→ **Prompt**: Quote precisely the final stretch of the listing: start at the line containing "What's the underlying" and stop after the last line.
◇ ◇ ◇
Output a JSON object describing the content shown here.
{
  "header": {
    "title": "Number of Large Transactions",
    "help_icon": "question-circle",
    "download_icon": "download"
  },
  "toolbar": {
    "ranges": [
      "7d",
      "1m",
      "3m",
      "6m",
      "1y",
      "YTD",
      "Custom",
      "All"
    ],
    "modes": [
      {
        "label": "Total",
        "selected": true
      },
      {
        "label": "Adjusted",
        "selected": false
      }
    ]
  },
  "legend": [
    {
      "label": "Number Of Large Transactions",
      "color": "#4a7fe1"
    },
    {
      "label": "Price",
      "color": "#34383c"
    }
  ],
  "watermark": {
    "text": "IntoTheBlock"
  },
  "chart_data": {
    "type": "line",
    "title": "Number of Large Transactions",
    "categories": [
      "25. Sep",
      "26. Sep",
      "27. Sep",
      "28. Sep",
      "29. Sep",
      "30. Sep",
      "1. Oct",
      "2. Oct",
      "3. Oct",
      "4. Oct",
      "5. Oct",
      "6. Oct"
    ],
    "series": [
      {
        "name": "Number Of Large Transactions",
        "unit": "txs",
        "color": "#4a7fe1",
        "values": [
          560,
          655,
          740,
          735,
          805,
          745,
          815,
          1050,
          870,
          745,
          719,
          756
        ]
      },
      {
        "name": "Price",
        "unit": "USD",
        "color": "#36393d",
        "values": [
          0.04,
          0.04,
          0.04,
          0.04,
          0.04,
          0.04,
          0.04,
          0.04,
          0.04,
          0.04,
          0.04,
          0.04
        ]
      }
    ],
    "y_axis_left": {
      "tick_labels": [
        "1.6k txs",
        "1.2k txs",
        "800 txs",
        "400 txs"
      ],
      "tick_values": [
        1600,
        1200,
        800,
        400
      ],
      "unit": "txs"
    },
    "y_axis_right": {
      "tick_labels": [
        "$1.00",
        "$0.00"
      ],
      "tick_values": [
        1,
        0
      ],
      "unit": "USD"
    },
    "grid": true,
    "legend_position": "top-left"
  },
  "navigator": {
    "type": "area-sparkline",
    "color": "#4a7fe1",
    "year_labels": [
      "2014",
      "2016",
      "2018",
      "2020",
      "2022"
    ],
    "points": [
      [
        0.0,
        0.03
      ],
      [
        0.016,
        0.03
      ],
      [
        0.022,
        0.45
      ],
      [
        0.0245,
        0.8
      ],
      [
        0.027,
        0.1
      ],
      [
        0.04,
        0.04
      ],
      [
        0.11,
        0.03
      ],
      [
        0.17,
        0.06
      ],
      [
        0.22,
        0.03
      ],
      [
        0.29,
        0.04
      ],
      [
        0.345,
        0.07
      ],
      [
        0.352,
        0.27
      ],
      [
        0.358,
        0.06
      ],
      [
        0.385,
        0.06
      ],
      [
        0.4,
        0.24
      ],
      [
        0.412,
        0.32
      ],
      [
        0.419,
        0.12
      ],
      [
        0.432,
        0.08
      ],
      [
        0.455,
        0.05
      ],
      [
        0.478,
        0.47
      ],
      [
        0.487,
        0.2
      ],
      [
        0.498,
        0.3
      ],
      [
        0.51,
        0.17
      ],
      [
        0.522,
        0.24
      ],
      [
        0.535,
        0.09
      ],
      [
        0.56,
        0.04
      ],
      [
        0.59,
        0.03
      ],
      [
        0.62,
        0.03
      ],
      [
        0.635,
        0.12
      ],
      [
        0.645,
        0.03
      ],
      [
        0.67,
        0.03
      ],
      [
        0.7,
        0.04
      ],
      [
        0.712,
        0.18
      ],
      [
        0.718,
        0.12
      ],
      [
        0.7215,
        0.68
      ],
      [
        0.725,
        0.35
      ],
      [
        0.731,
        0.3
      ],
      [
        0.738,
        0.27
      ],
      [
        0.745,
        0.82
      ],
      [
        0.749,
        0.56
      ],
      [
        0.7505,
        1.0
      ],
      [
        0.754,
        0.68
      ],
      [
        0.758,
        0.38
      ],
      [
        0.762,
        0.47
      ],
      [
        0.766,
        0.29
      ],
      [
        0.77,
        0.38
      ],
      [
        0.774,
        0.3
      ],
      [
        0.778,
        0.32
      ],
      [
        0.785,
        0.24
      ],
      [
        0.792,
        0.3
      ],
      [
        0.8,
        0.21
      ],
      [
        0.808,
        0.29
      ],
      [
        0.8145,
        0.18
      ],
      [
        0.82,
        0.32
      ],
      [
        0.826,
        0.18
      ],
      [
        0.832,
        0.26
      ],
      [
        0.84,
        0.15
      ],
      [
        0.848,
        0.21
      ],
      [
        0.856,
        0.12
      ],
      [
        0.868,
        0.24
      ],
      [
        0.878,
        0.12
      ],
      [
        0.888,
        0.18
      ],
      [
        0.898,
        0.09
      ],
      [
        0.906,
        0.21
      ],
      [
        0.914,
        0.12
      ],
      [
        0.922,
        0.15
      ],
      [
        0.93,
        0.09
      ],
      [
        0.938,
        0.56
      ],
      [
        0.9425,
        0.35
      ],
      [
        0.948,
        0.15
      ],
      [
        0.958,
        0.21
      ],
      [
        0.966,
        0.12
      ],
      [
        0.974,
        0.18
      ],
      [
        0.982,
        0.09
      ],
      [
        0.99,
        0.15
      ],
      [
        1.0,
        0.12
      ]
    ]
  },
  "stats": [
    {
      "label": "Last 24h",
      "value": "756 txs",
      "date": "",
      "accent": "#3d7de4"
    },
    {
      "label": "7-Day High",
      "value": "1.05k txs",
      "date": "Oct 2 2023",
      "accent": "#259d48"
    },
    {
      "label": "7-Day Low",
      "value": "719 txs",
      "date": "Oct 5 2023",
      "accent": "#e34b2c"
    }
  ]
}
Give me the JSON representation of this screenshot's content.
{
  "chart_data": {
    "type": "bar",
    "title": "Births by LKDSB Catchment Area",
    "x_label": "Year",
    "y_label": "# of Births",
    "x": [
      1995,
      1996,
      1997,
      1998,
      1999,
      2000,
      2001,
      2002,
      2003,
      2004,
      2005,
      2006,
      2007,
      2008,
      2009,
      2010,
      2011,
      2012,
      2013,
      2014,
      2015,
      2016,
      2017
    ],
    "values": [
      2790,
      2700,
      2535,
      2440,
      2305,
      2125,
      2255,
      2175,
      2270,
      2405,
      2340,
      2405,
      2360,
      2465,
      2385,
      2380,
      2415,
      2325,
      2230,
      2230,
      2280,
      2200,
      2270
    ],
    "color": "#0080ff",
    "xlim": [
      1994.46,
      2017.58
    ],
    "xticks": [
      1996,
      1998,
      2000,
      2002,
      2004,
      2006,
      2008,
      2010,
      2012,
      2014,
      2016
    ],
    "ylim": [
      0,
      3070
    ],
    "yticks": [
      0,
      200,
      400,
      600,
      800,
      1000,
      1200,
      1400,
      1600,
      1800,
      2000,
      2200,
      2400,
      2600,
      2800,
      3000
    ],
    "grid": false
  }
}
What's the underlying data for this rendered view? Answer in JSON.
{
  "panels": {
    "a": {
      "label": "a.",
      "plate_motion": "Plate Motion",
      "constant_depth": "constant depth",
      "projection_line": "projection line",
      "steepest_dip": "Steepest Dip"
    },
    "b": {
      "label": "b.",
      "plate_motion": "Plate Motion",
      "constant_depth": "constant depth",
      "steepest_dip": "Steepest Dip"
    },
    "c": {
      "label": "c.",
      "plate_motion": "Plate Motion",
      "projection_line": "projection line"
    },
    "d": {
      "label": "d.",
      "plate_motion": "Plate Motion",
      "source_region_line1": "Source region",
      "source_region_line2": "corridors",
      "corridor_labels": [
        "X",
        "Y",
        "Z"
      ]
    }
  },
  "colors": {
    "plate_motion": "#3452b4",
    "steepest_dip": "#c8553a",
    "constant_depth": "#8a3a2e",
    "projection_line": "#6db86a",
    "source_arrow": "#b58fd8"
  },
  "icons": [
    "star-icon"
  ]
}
◇ ◇ ◇
→ **Problem solution**:
What's the underlying data for this rendered view? Answer in JSON.
{
  "panels": {
    "a": {
      "label": "a.",
      "plate_motion": "Plate Motion",
      "constant_depth": "constant depth",
      "projection_line": "projection line",
      "steepest_dip": "Steepest Dip"
    },
    "b": {
      "label": "b.",
      "plate_motion": "Plate Motion",
      "constant_depth": "constant depth",
      "steepest_dip": "Steepest Dip"
    },
    "c": {
      "label": "c.",
      "plate_motion": "Plate Motion",
      "projection_line": "projection line"
    },
    "d": {
      "label": "d.",
      "plate_motion": "Plate Motion",
      "source_region_line1": "Source region",
      "source_region_line2": "corridors",
      "corridor_labels": [
        "X",
        "Y",
        "Z"
      ]
    }
  },
  "colors": {
    "plate_motion": "#3452b4",
    "steepest_dip": "#c8553a",
    "constant_depth": "#8a3a2e",
    "projection_line": "#6db86a",
    "source_arrow": "#b58fd8"
  },
  "icons": [
    "star-icon"
  ]
}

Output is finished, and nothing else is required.